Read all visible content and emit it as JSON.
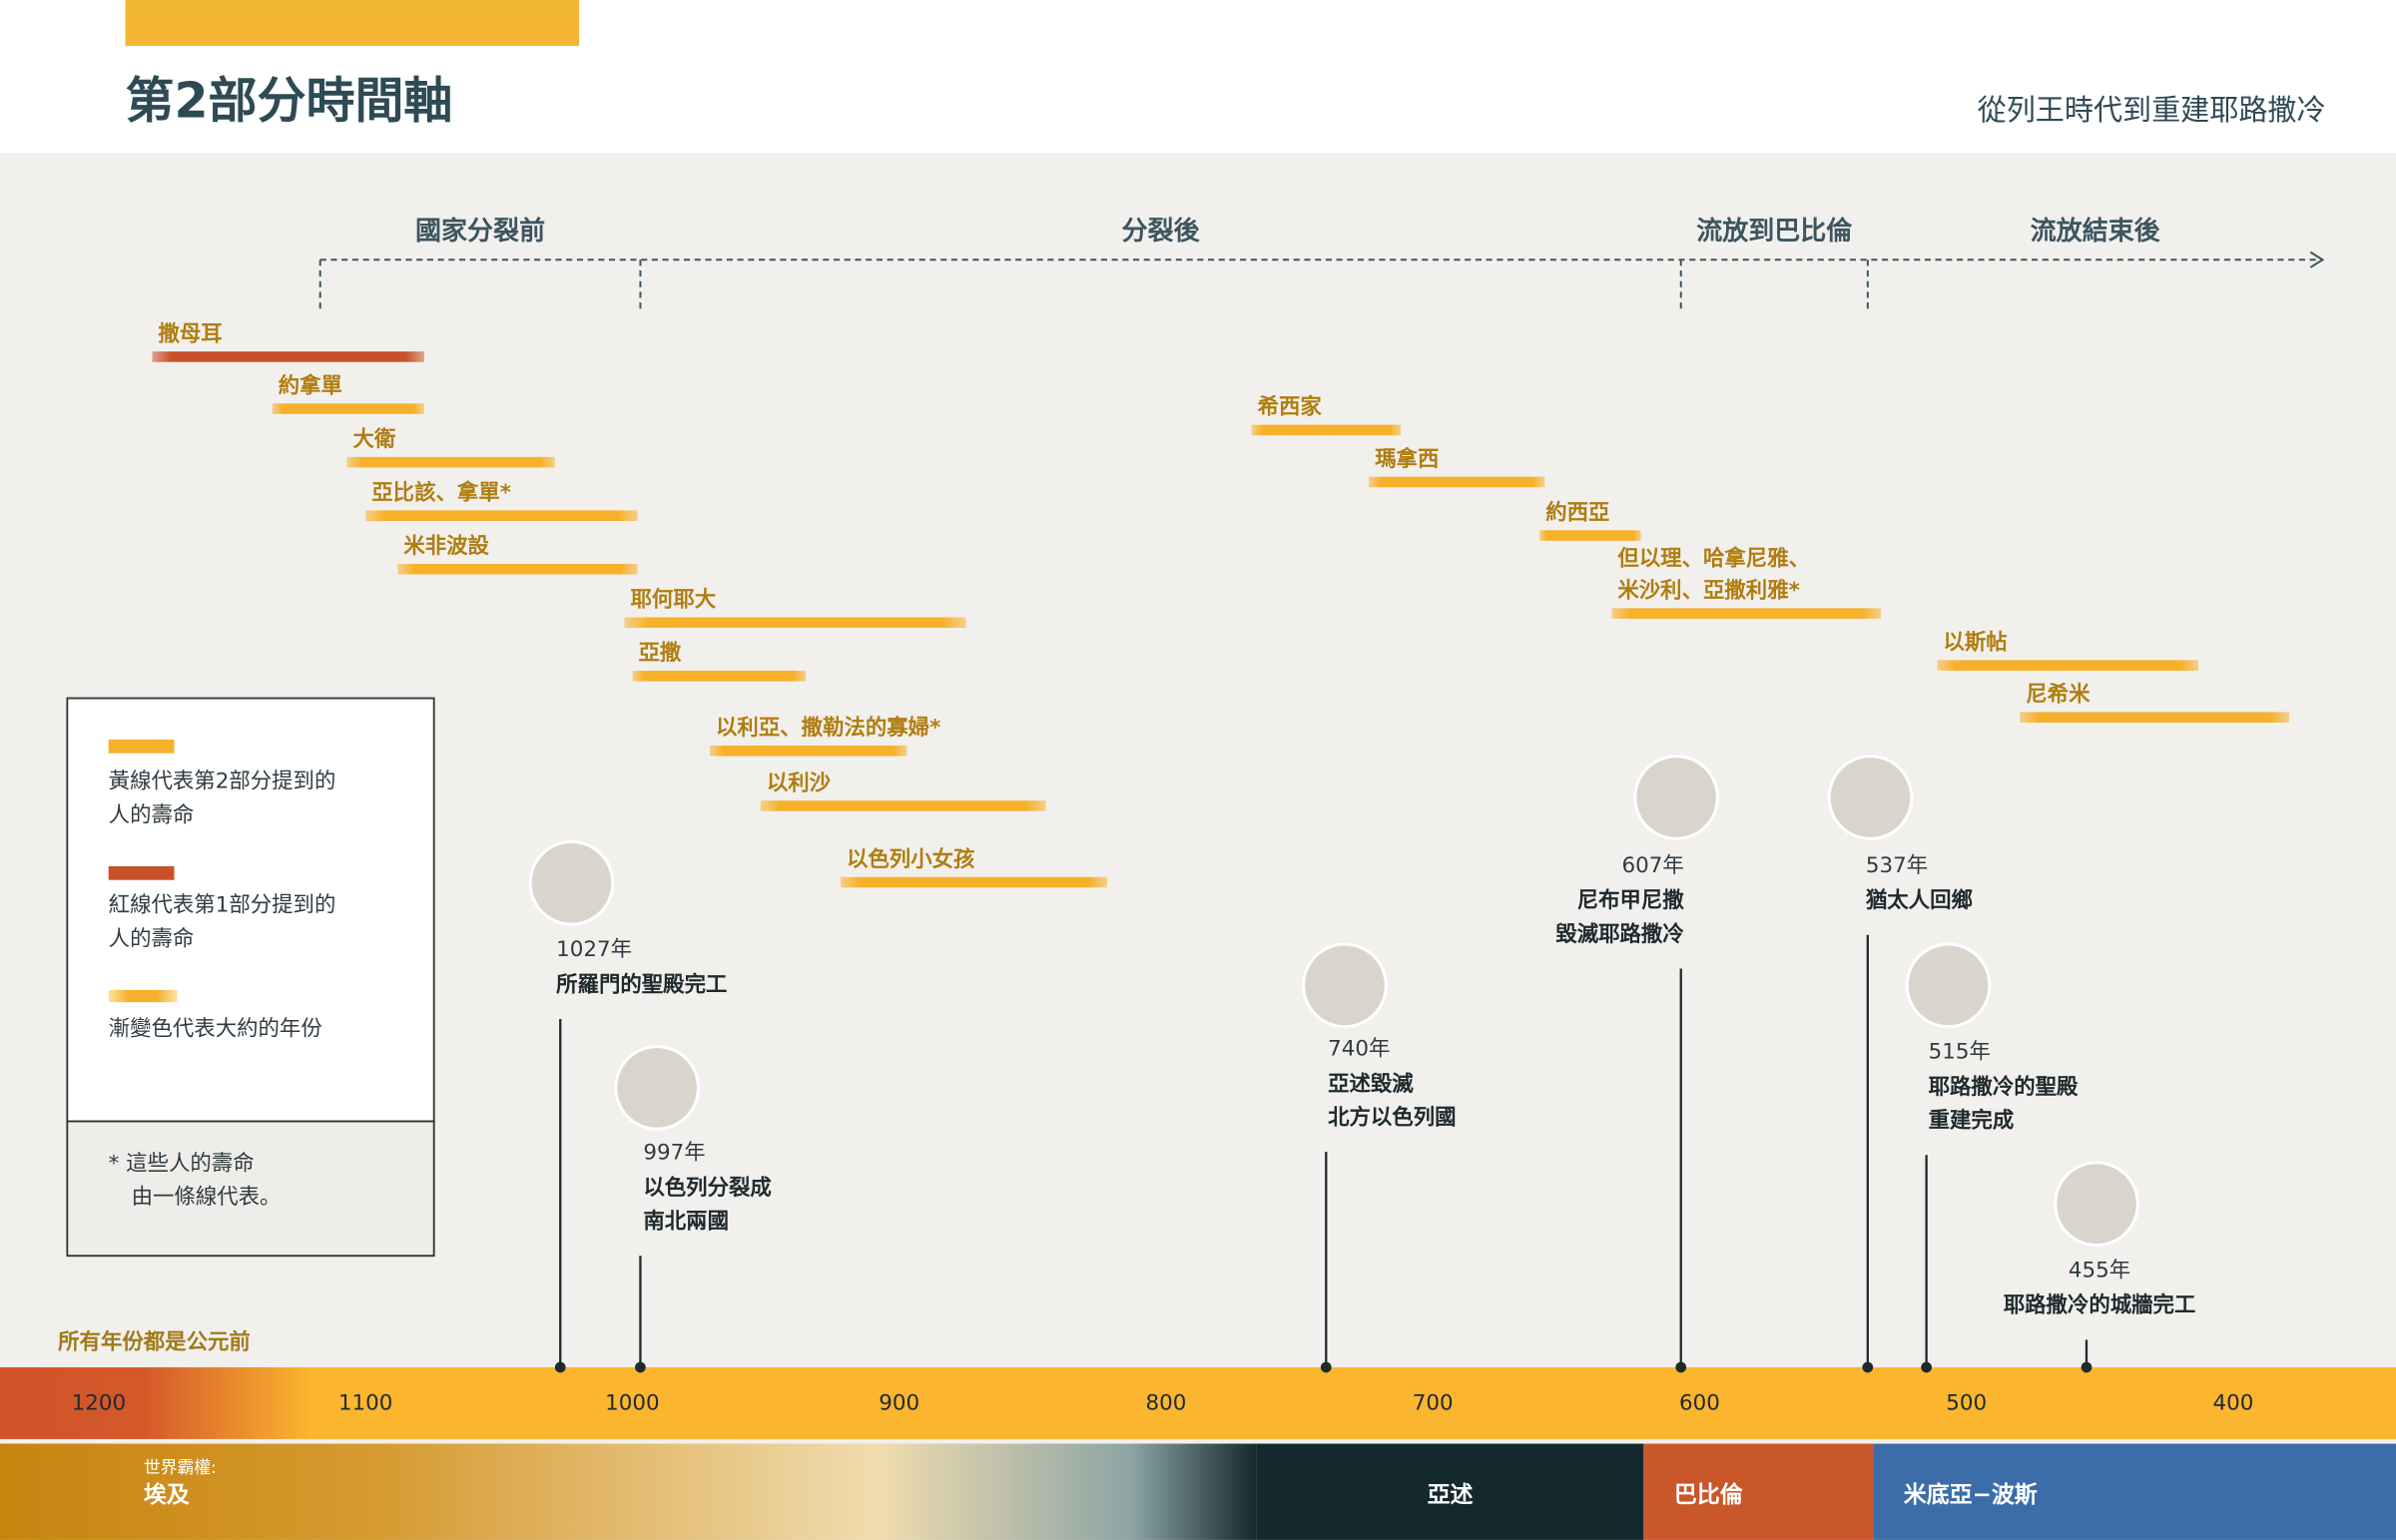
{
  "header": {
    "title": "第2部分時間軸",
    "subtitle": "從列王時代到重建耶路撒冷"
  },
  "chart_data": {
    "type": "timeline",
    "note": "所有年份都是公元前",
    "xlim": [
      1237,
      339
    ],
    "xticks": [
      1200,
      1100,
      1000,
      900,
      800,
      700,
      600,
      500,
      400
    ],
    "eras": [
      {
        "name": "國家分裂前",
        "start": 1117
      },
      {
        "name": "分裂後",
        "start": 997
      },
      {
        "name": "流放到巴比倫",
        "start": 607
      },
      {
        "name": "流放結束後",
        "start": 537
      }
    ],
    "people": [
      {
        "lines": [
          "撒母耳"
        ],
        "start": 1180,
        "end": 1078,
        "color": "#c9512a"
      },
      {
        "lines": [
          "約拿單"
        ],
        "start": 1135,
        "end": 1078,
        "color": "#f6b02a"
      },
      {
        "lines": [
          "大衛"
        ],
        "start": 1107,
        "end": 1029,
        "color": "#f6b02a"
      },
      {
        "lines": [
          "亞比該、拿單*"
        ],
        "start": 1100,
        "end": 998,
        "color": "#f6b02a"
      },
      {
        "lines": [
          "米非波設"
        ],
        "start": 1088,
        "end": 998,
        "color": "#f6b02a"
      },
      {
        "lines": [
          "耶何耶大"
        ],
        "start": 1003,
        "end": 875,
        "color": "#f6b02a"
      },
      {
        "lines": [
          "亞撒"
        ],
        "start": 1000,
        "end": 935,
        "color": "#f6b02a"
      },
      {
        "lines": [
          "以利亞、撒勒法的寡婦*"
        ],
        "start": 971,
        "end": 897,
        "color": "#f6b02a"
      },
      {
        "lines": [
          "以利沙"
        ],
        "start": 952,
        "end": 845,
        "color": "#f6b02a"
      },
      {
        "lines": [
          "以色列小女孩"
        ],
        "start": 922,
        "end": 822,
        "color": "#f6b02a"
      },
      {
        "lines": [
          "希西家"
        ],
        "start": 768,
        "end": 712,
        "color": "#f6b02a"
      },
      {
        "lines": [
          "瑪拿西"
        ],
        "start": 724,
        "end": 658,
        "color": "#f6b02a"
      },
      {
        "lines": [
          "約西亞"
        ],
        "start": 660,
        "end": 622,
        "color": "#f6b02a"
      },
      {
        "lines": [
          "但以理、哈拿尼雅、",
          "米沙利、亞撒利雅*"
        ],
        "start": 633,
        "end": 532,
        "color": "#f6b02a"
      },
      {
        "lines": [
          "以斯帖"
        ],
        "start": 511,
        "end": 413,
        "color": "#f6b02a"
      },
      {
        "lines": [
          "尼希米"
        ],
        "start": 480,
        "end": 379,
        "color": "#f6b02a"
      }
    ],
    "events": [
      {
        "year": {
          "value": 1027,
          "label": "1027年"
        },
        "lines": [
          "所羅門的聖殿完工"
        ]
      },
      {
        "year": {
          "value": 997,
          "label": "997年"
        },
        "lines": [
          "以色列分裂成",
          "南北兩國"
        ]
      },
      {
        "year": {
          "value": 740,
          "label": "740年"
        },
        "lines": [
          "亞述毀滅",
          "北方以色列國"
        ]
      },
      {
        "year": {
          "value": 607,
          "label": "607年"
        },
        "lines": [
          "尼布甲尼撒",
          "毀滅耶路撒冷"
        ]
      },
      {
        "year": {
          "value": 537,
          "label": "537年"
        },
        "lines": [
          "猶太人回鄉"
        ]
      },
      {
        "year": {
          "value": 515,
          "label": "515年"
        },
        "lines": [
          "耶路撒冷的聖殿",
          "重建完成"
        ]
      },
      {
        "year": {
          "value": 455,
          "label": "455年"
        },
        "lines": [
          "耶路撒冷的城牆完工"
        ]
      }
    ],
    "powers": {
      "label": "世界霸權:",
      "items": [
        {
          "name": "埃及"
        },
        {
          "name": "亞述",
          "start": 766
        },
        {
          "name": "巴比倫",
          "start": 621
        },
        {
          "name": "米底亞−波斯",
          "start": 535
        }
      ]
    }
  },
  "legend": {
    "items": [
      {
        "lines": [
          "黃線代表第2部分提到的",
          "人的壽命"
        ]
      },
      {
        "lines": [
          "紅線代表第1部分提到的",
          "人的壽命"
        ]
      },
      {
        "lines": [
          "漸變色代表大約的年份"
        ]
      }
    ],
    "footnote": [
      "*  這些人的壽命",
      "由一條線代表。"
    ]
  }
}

# # # # # # #

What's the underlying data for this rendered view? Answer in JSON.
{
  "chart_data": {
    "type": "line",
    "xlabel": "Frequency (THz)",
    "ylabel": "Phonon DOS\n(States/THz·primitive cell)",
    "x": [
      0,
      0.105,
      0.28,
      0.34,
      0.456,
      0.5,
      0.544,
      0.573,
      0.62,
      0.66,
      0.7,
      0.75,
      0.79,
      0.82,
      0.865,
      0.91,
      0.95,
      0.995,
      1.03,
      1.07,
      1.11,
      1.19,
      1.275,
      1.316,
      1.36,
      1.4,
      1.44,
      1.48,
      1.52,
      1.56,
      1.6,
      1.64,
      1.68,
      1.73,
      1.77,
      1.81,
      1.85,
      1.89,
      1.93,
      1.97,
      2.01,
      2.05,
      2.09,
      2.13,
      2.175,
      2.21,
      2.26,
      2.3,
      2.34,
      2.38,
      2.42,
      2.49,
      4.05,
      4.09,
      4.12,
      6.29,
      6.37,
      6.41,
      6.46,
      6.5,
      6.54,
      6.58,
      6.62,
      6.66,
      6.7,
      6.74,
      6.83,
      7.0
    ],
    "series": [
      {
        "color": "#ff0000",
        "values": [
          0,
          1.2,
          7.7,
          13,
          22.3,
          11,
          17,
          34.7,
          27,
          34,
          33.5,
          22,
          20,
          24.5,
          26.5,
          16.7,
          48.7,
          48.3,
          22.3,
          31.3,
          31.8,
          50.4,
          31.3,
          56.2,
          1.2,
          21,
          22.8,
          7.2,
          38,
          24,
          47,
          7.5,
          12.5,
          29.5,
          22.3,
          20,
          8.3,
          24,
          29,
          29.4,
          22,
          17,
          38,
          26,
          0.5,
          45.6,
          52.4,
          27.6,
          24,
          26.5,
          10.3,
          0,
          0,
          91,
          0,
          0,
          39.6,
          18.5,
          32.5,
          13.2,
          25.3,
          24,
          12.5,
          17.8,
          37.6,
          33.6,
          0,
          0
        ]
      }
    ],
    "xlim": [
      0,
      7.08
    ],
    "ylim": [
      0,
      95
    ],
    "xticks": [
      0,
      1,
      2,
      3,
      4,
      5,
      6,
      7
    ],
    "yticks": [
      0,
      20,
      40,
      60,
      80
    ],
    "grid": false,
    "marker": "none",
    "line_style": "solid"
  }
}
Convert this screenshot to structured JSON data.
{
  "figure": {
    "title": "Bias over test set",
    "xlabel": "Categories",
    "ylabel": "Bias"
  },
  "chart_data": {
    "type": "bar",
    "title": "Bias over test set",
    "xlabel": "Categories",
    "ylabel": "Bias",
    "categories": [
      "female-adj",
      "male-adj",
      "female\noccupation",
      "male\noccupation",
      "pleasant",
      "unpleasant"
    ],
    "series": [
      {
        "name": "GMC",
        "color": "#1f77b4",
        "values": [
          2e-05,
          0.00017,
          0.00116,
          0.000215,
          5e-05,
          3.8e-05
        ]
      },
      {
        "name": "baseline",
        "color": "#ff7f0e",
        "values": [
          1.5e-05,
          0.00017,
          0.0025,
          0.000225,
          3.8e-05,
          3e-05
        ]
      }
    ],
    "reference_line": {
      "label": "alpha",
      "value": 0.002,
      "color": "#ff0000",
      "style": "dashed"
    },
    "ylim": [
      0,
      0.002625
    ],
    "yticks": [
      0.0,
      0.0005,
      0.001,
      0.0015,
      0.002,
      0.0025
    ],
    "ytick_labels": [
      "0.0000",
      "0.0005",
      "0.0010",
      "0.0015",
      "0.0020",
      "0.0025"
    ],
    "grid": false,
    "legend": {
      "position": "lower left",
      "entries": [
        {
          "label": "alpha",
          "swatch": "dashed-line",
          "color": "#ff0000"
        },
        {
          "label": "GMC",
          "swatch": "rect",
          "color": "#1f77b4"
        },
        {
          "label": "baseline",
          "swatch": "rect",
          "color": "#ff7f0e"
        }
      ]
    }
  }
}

# # # # # # #

_The request_
Look over the material above and show each line where "name" appears.

_Written solution_
        "name": "國家分裂前",
        "name": "分裂後",
        "name": "流放到巴比倫",
        "name": "流放結束後",
          "name": "埃及"
          "name": "亞述",
          "name": "巴比倫",
          "name": "米底亞−波斯",
        "name": "GMC",
        "name": "baseline",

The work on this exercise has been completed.